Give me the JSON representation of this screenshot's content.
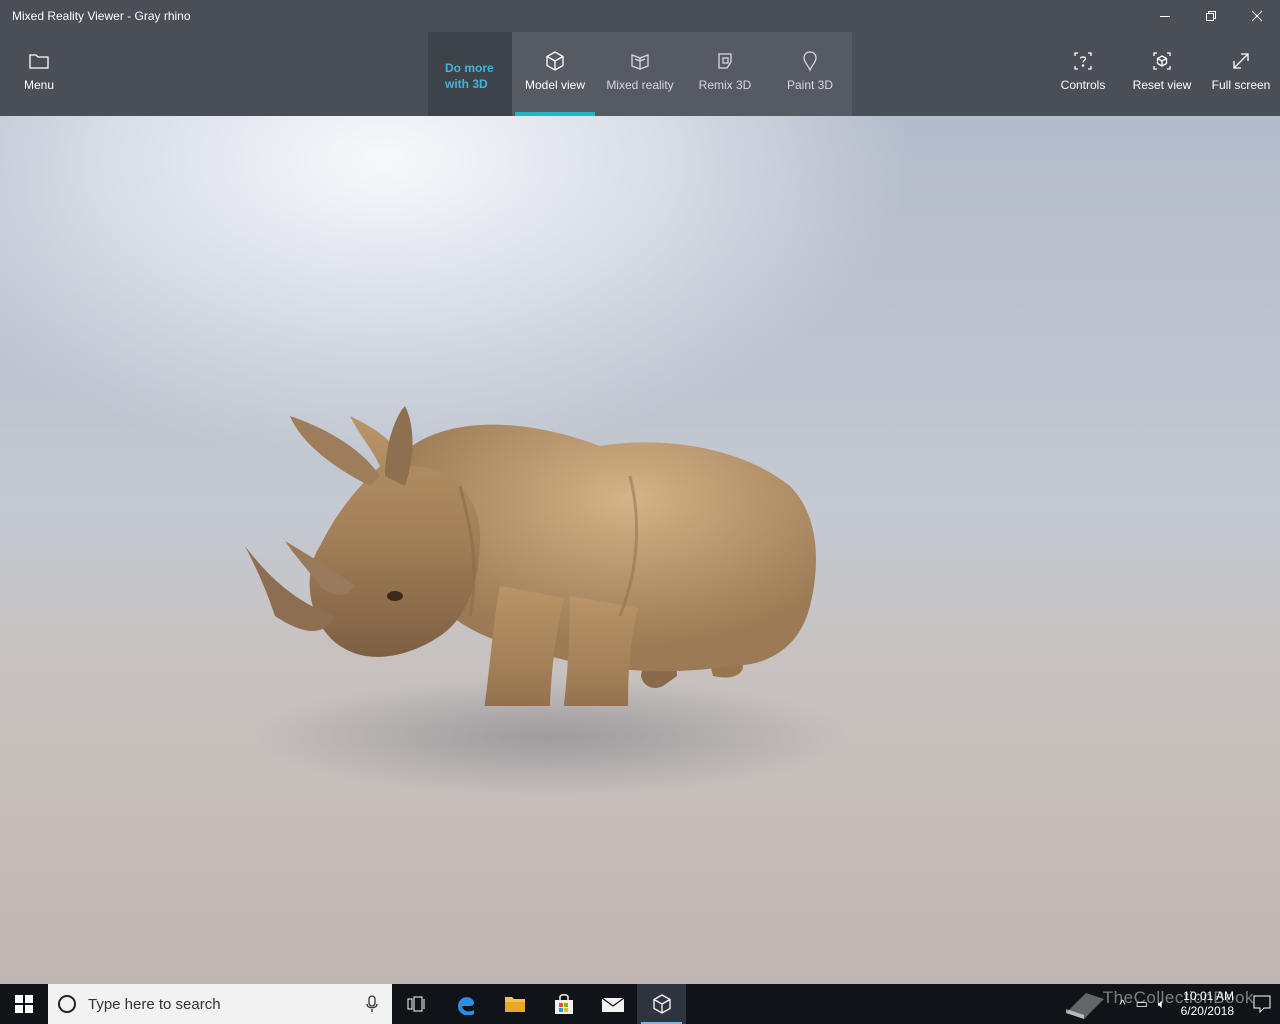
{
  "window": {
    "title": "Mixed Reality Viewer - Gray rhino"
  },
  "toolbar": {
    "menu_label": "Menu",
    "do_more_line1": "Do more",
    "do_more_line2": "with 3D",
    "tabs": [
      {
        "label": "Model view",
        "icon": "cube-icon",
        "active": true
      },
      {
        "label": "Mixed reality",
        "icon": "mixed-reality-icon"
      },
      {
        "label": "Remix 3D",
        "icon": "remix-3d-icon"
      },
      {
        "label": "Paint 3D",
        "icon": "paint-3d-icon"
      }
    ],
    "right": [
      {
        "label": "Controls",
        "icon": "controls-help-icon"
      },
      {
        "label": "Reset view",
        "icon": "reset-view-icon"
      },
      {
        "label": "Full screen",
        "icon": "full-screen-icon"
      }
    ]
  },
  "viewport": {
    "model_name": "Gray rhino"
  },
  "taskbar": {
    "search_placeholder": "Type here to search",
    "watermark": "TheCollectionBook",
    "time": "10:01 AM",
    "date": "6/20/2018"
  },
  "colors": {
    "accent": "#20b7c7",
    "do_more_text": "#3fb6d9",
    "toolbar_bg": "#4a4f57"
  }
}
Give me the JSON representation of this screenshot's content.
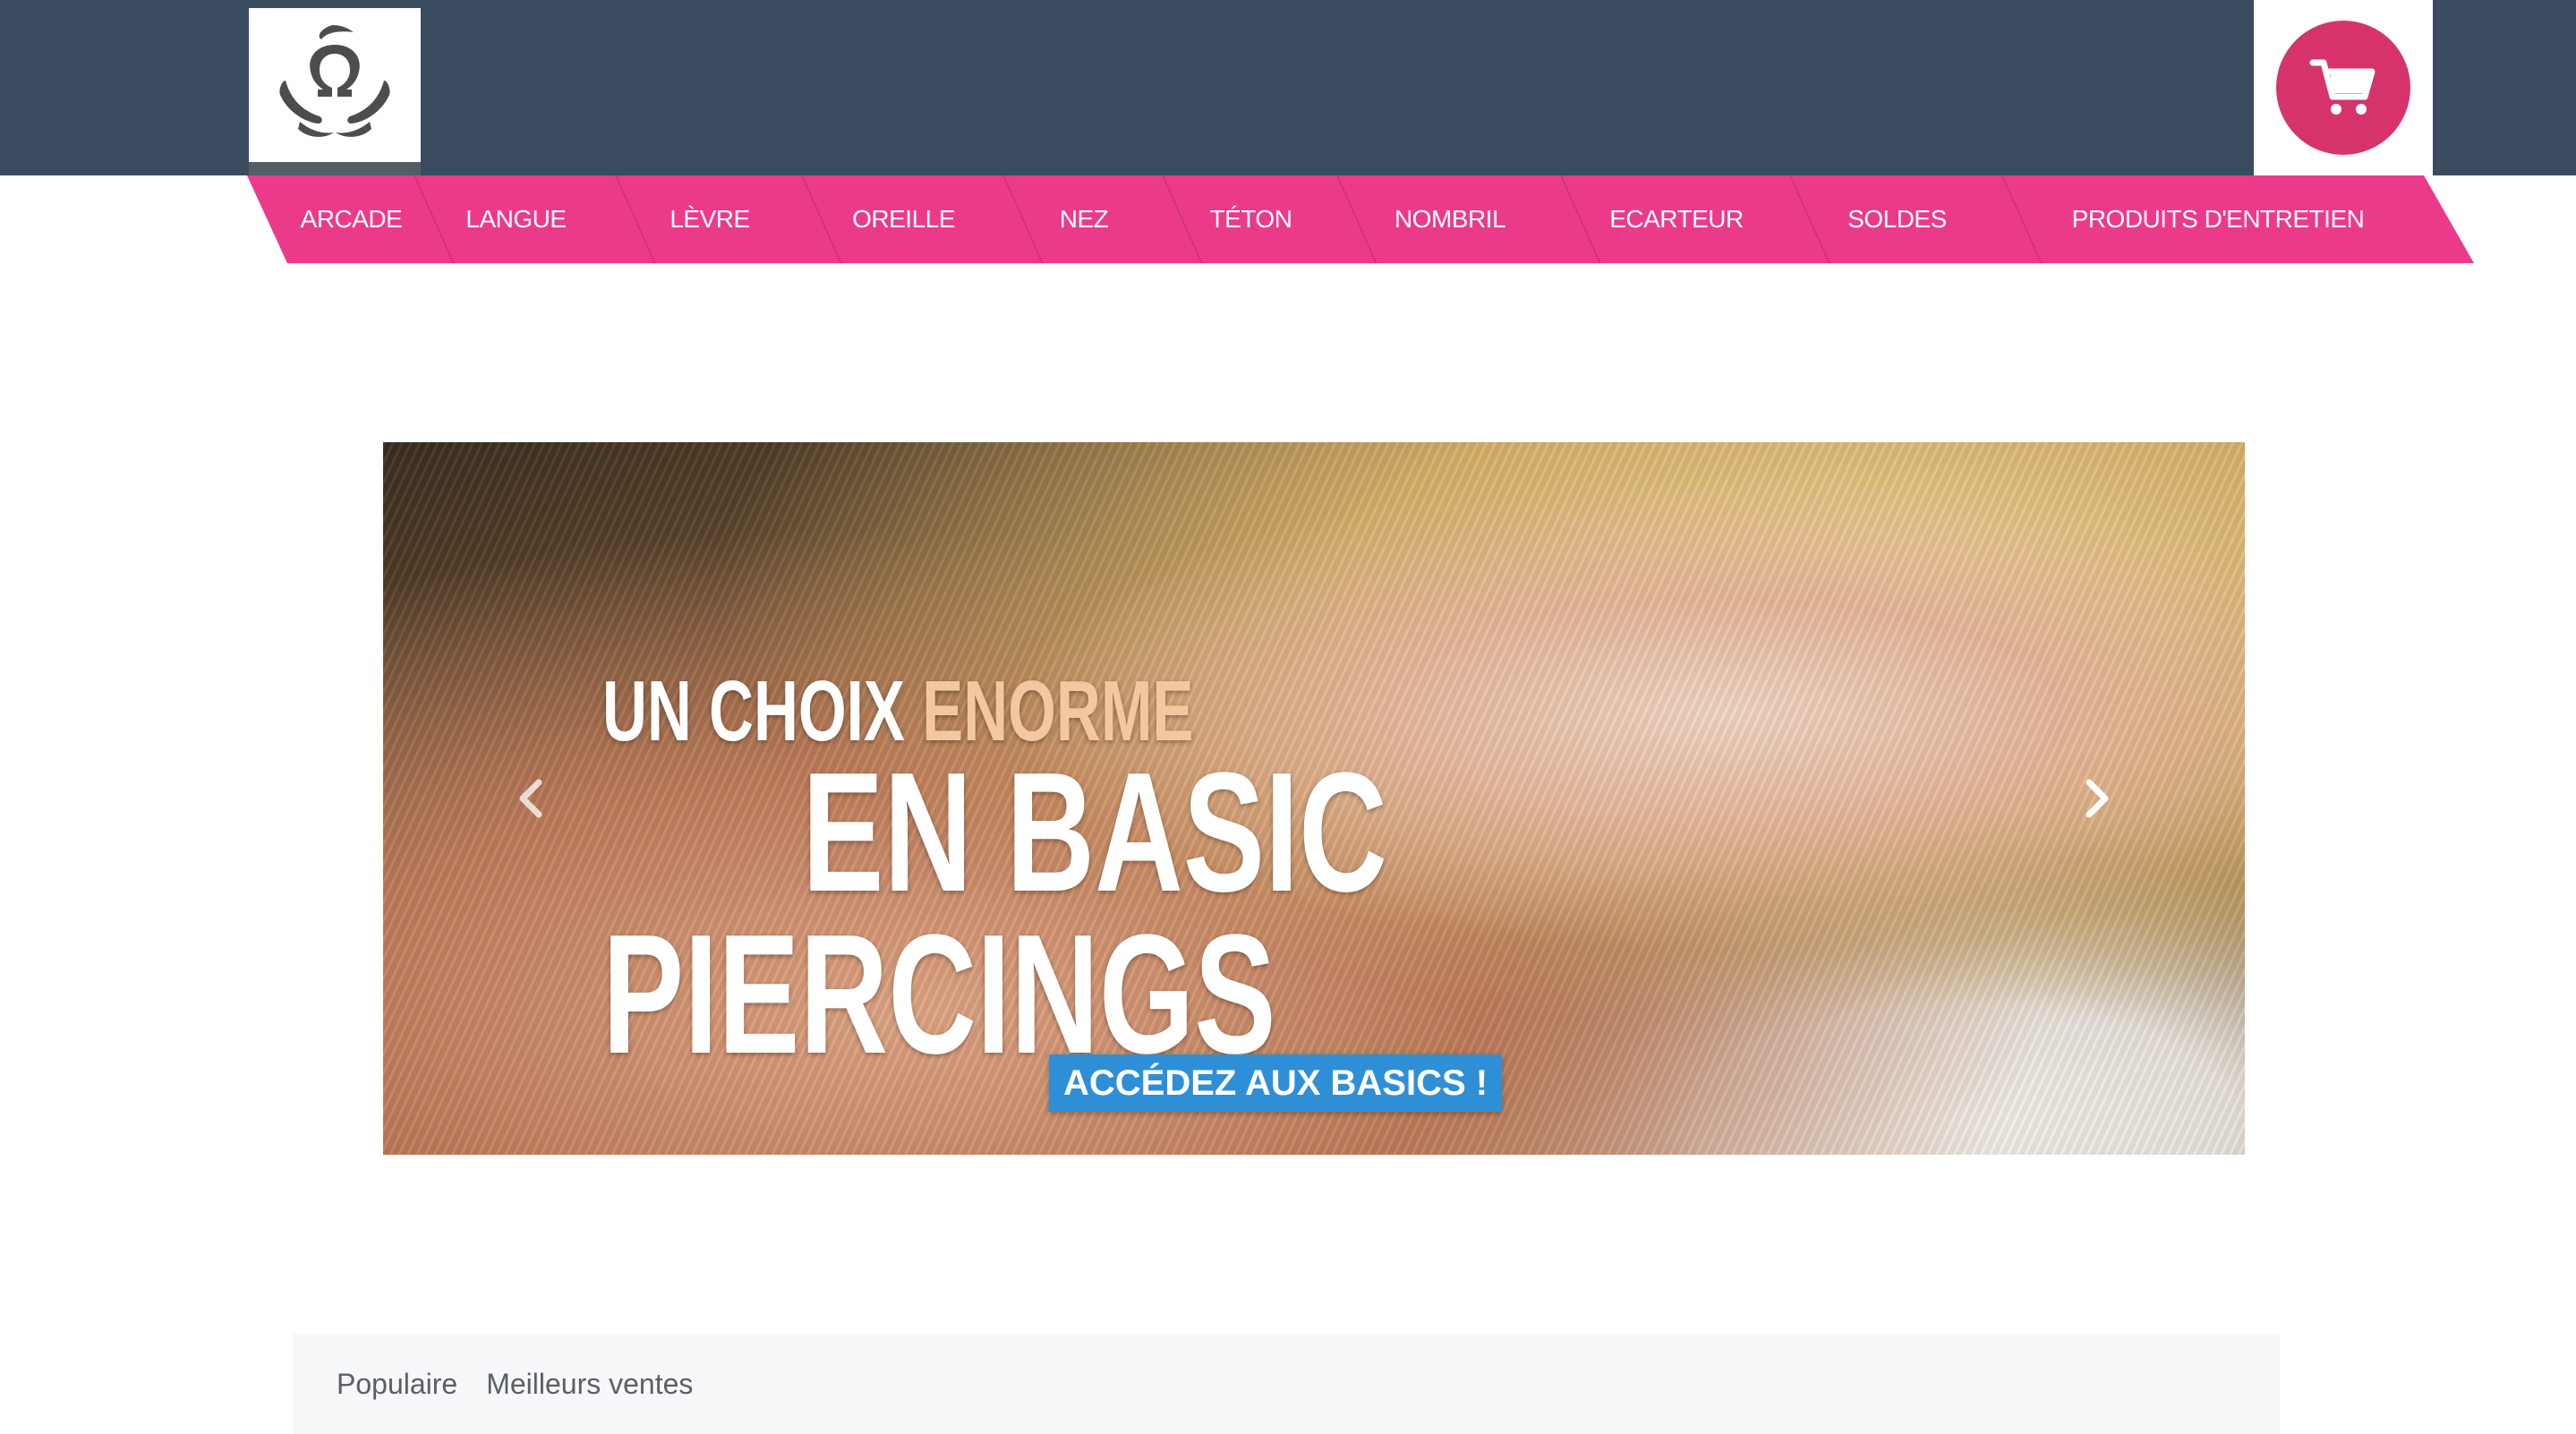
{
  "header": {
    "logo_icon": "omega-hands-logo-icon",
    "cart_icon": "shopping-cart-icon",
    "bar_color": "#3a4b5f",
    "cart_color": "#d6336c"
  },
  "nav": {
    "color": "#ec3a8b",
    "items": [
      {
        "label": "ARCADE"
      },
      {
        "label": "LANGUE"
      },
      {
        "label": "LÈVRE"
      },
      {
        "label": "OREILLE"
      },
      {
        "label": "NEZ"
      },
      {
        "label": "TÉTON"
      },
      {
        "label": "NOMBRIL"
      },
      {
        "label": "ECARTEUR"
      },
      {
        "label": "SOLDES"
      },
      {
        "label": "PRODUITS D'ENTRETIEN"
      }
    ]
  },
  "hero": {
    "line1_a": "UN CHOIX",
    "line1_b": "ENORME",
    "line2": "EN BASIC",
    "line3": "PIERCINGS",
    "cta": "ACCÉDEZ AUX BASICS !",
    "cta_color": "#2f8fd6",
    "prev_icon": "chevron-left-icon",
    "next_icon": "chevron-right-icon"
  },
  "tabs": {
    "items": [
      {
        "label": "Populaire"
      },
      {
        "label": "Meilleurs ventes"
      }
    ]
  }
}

+---+

- **Task statement**
Across the records, how many lines contain "Gray"? Only the number should be given.

- **Completed exercise**
2